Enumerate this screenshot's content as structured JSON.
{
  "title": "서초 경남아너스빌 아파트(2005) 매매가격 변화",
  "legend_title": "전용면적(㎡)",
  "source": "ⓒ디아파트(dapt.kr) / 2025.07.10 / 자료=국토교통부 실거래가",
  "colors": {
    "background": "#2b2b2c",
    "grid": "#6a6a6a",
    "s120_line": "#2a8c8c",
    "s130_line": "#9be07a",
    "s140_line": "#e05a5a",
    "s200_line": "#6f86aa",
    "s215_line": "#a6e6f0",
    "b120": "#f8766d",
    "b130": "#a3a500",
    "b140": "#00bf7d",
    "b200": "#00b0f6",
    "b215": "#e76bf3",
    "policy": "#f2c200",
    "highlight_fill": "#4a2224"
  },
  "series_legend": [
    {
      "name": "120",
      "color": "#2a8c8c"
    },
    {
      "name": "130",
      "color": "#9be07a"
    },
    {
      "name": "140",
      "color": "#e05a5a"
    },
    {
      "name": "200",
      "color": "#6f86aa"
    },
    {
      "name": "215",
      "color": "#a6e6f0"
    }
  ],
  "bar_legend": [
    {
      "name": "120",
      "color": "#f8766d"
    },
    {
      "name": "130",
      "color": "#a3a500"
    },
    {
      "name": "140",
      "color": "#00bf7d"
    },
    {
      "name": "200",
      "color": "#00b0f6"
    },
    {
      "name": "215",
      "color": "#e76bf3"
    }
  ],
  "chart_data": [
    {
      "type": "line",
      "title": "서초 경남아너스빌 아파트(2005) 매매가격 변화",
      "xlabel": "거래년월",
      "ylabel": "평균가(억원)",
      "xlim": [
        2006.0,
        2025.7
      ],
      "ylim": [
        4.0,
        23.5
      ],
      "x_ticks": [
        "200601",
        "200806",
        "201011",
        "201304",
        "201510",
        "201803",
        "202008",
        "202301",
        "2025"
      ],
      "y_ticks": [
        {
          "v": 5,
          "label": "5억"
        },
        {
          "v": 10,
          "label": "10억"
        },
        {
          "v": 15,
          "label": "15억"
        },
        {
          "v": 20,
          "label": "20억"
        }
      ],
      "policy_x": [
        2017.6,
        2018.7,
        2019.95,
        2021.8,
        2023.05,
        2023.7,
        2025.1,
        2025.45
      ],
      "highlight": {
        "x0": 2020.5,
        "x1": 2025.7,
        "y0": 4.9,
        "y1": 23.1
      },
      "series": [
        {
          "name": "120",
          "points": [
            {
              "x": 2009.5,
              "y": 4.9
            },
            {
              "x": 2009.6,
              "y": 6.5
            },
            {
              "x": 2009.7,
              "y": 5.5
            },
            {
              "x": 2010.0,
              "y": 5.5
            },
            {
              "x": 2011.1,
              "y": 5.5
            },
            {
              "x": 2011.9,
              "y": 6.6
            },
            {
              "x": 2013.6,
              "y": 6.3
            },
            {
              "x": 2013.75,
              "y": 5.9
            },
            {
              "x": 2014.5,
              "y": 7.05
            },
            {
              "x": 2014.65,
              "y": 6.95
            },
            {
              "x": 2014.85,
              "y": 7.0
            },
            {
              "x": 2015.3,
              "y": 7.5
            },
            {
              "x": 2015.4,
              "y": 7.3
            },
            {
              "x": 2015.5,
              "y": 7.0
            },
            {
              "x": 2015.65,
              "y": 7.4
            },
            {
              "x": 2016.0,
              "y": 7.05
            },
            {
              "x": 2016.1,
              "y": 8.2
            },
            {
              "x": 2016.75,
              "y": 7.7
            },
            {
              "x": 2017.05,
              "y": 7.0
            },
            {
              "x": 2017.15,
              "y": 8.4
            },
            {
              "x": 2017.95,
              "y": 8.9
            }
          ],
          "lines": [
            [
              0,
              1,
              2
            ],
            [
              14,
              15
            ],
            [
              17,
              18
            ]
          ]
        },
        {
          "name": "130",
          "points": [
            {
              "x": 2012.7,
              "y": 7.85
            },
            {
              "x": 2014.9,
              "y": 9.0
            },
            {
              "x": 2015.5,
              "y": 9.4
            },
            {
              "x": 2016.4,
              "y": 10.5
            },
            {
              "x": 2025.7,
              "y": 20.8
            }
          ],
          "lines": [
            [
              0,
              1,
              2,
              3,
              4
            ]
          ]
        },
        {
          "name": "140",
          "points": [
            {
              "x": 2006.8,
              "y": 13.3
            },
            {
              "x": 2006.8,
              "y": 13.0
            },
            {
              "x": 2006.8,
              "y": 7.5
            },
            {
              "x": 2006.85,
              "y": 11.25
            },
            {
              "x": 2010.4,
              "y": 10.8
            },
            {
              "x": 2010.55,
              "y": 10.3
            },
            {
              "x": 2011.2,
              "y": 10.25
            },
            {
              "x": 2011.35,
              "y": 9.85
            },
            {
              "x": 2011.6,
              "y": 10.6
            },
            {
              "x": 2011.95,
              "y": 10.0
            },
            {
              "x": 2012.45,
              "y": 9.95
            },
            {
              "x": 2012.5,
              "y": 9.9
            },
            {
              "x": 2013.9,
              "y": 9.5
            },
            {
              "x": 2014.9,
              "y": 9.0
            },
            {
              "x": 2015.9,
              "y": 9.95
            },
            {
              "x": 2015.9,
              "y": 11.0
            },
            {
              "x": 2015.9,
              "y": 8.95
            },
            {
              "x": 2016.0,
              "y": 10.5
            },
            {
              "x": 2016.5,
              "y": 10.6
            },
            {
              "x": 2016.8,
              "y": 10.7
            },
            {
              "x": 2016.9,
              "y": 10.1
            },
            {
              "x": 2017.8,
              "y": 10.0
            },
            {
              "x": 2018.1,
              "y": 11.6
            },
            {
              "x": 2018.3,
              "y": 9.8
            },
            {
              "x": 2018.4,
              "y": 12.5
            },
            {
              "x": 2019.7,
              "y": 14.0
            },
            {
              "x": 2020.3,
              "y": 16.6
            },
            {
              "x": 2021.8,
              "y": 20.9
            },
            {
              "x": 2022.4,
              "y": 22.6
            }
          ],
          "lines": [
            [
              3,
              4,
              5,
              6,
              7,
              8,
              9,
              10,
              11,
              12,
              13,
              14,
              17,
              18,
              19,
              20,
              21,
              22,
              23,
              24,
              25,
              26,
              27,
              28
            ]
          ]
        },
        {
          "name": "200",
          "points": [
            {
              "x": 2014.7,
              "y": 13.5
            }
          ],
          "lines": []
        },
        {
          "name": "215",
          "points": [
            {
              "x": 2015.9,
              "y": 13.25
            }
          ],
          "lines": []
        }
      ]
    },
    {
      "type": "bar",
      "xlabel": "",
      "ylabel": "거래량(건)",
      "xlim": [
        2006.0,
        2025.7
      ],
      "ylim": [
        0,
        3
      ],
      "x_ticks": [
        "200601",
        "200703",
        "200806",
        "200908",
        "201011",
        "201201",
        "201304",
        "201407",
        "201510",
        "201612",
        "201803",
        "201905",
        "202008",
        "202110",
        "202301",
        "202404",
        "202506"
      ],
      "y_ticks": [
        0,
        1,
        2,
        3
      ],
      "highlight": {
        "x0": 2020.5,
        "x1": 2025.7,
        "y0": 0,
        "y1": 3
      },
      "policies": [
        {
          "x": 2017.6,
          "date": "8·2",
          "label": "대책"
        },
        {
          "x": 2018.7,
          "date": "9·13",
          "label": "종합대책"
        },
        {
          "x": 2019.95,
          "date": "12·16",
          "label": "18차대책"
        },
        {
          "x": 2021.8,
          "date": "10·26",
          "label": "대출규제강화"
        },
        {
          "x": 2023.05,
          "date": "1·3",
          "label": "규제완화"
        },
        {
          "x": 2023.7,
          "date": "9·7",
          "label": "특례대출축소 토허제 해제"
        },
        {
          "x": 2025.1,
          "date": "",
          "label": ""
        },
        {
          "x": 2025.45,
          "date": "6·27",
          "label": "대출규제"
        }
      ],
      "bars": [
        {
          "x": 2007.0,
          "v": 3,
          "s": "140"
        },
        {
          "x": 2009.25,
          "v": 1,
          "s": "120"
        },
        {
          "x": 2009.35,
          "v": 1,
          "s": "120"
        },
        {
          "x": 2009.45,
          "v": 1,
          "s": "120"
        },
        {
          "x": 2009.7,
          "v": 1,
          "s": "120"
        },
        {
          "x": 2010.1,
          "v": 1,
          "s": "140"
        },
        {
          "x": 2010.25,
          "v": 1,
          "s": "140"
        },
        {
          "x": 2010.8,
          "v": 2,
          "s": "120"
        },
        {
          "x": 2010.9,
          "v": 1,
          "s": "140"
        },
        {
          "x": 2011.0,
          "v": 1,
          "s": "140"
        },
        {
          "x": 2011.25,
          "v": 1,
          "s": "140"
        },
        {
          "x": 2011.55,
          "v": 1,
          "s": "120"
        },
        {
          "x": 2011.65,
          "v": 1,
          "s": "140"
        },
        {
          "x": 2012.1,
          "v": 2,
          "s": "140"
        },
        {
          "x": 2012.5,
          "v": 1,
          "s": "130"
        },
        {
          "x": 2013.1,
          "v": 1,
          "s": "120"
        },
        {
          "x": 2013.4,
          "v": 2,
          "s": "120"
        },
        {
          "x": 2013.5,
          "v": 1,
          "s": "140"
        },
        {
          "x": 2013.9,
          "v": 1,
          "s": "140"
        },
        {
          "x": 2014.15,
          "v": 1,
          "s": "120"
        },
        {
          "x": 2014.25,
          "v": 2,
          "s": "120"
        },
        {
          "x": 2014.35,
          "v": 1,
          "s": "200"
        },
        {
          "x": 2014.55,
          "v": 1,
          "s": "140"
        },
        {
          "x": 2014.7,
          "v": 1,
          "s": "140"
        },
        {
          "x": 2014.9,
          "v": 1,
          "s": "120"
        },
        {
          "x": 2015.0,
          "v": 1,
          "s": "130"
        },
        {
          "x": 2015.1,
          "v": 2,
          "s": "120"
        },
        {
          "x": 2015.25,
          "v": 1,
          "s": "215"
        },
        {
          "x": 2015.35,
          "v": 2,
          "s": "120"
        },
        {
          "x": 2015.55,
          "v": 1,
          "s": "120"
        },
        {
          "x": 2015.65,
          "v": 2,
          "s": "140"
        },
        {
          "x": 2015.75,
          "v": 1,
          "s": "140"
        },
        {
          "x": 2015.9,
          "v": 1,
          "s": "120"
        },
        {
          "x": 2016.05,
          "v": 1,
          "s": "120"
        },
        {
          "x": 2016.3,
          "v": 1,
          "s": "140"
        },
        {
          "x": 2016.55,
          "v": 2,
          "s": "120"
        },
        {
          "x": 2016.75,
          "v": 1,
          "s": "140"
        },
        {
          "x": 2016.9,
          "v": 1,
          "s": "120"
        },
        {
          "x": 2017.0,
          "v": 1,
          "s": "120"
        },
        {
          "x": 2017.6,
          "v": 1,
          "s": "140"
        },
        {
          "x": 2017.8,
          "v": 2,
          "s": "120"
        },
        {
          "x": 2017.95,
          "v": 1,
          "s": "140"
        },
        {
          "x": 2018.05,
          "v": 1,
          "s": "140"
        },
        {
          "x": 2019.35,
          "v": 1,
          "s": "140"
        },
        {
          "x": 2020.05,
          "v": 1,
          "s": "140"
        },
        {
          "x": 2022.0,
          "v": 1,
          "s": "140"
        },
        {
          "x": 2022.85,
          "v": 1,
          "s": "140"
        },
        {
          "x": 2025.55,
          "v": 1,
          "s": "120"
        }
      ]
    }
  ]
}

────────────────

| Objective |
Pull out all lines from the entries above in which the word "date" appears.

| Task solution |
          "date": "8·2",
          "date": "9·13",
          "date": "12·16",
          "date": "10·26",
          "date": "1·3",
          "date": "9·7",
          "date": "",
          "date": "6·27",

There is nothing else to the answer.